*SHORT PROBLEM*: Extract the text of each entry below exactly, leaving every image behind.
==== DATA IN THIS EXERCISE ====
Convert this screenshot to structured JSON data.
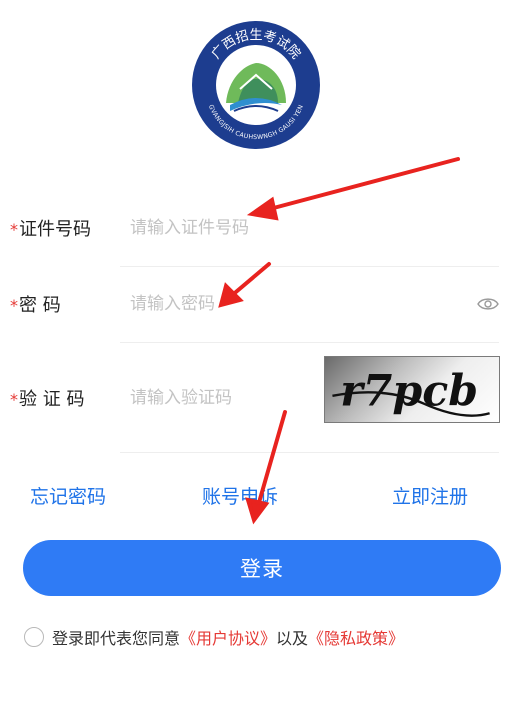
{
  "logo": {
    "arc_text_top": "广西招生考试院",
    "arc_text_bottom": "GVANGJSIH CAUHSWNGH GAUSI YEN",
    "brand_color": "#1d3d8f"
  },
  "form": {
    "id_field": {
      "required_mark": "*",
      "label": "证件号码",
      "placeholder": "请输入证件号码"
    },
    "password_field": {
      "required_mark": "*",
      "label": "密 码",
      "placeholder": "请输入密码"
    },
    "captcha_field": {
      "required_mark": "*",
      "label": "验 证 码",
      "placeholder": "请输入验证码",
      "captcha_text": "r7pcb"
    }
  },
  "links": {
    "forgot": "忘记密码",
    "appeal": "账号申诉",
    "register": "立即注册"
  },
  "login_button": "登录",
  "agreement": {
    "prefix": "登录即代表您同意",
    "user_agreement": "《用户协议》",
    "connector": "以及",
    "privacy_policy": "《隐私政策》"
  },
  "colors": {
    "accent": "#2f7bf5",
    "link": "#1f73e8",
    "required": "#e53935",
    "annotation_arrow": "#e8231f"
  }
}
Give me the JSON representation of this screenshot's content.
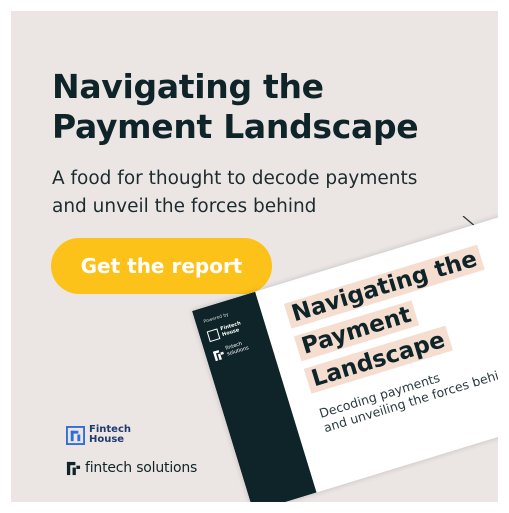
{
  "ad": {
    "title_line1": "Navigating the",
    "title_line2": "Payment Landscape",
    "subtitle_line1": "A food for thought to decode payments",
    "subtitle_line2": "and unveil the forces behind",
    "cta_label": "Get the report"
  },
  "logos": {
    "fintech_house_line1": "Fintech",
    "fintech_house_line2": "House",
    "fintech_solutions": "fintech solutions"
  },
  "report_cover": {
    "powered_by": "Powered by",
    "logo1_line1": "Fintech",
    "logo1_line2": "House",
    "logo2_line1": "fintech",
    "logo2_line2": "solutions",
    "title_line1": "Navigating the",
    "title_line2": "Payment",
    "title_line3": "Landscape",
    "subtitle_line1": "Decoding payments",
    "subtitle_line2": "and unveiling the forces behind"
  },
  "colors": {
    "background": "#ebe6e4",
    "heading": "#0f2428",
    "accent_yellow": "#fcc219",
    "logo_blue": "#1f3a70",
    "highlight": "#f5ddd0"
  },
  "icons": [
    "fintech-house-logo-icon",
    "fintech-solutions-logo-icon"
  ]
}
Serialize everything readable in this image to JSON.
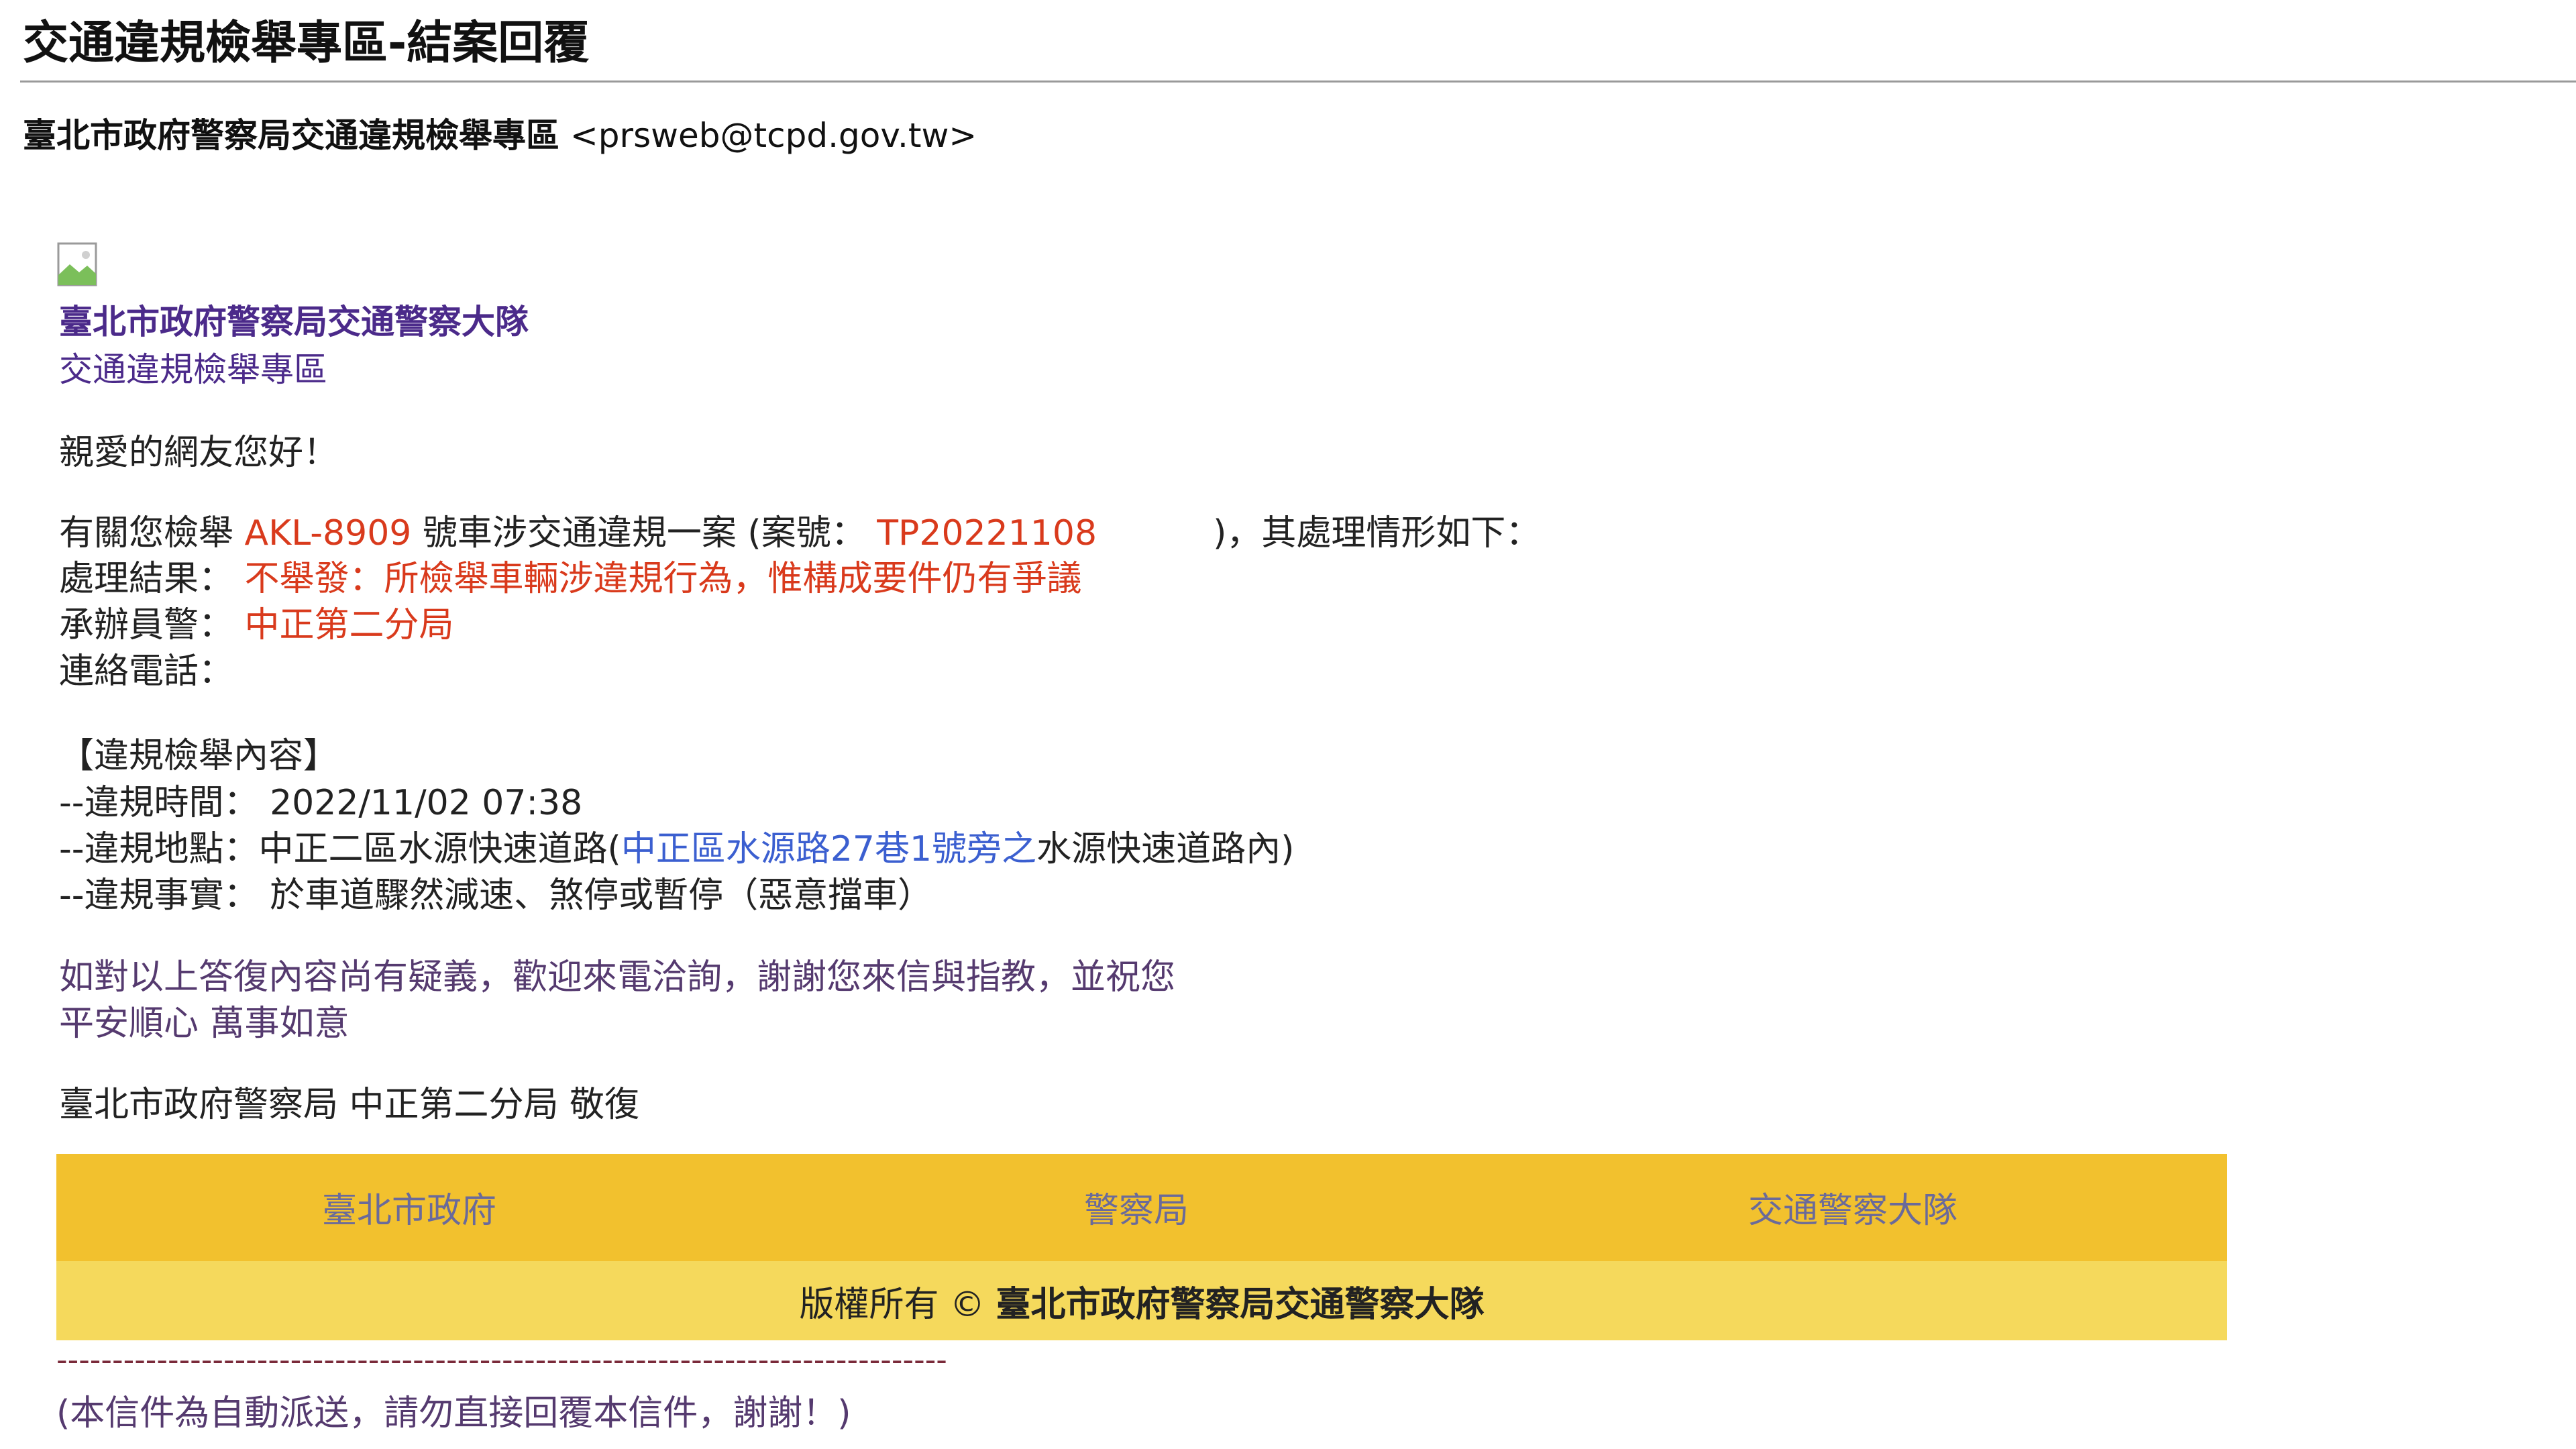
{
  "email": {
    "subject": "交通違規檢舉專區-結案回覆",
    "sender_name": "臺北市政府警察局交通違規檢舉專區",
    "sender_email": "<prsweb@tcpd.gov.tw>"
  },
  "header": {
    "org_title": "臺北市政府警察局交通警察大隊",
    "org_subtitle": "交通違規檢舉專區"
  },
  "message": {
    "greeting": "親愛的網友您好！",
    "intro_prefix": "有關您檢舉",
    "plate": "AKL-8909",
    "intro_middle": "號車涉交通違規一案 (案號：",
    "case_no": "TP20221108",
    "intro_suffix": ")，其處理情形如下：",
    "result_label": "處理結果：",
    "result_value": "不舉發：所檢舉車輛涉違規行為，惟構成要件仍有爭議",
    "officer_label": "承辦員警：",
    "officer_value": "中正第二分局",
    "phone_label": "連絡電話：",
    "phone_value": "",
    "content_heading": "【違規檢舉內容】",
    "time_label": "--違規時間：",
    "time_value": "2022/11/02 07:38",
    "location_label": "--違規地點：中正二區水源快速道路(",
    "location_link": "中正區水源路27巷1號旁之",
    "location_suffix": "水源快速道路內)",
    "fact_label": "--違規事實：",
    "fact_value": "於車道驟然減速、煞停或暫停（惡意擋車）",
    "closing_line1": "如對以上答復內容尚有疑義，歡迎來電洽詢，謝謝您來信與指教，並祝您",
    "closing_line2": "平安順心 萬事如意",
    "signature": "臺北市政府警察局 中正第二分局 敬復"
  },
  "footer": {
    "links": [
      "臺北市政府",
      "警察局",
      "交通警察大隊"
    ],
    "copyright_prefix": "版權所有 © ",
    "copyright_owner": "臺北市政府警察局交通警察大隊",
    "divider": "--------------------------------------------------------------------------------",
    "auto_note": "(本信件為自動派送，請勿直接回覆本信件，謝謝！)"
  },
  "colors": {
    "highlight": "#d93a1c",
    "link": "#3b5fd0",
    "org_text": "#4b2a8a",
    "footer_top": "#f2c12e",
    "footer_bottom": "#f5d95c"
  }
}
====
*EXPECTED ANSWER*:
Convert this screenshot to structured JSON data.
{
  "logo": {
    "arc_text_top": "广西招生考试院",
    "arc_text_bottom": "GVANGJSIH CAUHSWNGH GAUSI YEN",
    "brand_color": "#1d3d8f"
  },
  "form": {
    "id_field": {
      "required_mark": "*",
      "label": "证件号码",
      "placeholder": "请输入证件号码"
    },
    "password_field": {
      "required_mark": "*",
      "label": "密 码",
      "placeholder": "请输入密码"
    },
    "captcha_field": {
      "required_mark": "*",
      "label": "验 证 码",
      "placeholder": "请输入验证码",
      "captcha_text": "r7pcb"
    }
  },
  "links": {
    "forgot": "忘记密码",
    "appeal": "账号申诉",
    "register": "立即注册"
  },
  "login_button": "登录",
  "agreement": {
    "prefix": "登录即代表您同意",
    "user_agreement": "《用户协议》",
    "connector": "以及",
    "privacy_policy": "《隐私政策》"
  },
  "colors": {
    "accent": "#2f7bf5",
    "link": "#1f73e8",
    "required": "#e53935",
    "annotation_arrow": "#e8231f"
  }
}
Give me the JSON representation of this screenshot's content.
{
  "ad": {
    "title_line1": "Navigating the",
    "title_line2": "Payment Landscape",
    "subtitle_line1": "A food for thought to decode payments",
    "subtitle_line2": "and unveil the forces behind",
    "cta_label": "Get the report"
  },
  "logos": {
    "fintech_house_line1": "Fintech",
    "fintech_house_line2": "House",
    "fintech_solutions": "fintech solutions"
  },
  "report_cover": {
    "powered_by": "Powered by",
    "logo1_line1": "Fintech",
    "logo1_line2": "House",
    "logo2_line1": "fintech",
    "logo2_line2": "solutions",
    "title_line1": "Navigating the",
    "title_line2": "Payment",
    "title_line3": "Landscape",
    "subtitle_line1": "Decoding payments",
    "subtitle_line2": "and unveiling the forces behind"
  },
  "colors": {
    "background": "#ebe6e4",
    "heading": "#0f2428",
    "accent_yellow": "#fcc219",
    "logo_blue": "#1f3a70",
    "highlight": "#f5ddd0"
  },
  "icons": [
    "fintech-house-logo-icon",
    "fintech-solutions-logo-icon"
  ]
}
Serialize everything readable in this image to JSON.
{
  "email": {
    "subject": "交通違規檢舉專區-結案回覆",
    "sender_name": "臺北市政府警察局交通違規檢舉專區",
    "sender_email": "<prsweb@tcpd.gov.tw>"
  },
  "header": {
    "org_title": "臺北市政府警察局交通警察大隊",
    "org_subtitle": "交通違規檢舉專區"
  },
  "message": {
    "greeting": "親愛的網友您好！",
    "intro_prefix": "有關您檢舉",
    "plate": "AKL-8909",
    "intro_middle": "號車涉交通違規一案 (案號：",
    "case_no": "TP20221108",
    "intro_suffix": ")，其處理情形如下：",
    "result_label": "處理結果：",
    "result_value": "不舉發：所檢舉車輛涉違規行為，惟構成要件仍有爭議",
    "officer_label": "承辦員警：",
    "officer_value": "中正第二分局",
    "phone_label": "連絡電話：",
    "phone_value": "",
    "content_heading": "【違規檢舉內容】",
    "time_label": "--違規時間：",
    "time_value": "2022/11/02 07:38",
    "location_label": "--違規地點：中正二區水源快速道路(",
    "location_link": "中正區水源路27巷1號旁之",
    "location_suffix": "水源快速道路內)",
    "fact_label": "--違規事實：",
    "fact_value": "於車道驟然減速、煞停或暫停（惡意擋車）",
    "closing_line1": "如對以上答復內容尚有疑義，歡迎來電洽詢，謝謝您來信與指教，並祝您",
    "closing_line2": "平安順心 萬事如意",
    "signature": "臺北市政府警察局 中正第二分局 敬復"
  },
  "footer": {
    "links": [
      "臺北市政府",
      "警察局",
      "交通警察大隊"
    ],
    "copyright_prefix": "版權所有 © ",
    "copyright_owner": "臺北市政府警察局交通警察大隊",
    "divider": "--------------------------------------------------------------------------------",
    "auto_note": "(本信件為自動派送，請勿直接回覆本信件，謝謝！)"
  },
  "colors": {
    "highlight": "#d93a1c",
    "link": "#3b5fd0",
    "org_text": "#4b2a8a",
    "footer_top": "#f2c12e",
    "footer_bottom": "#f5d95c"
  }
}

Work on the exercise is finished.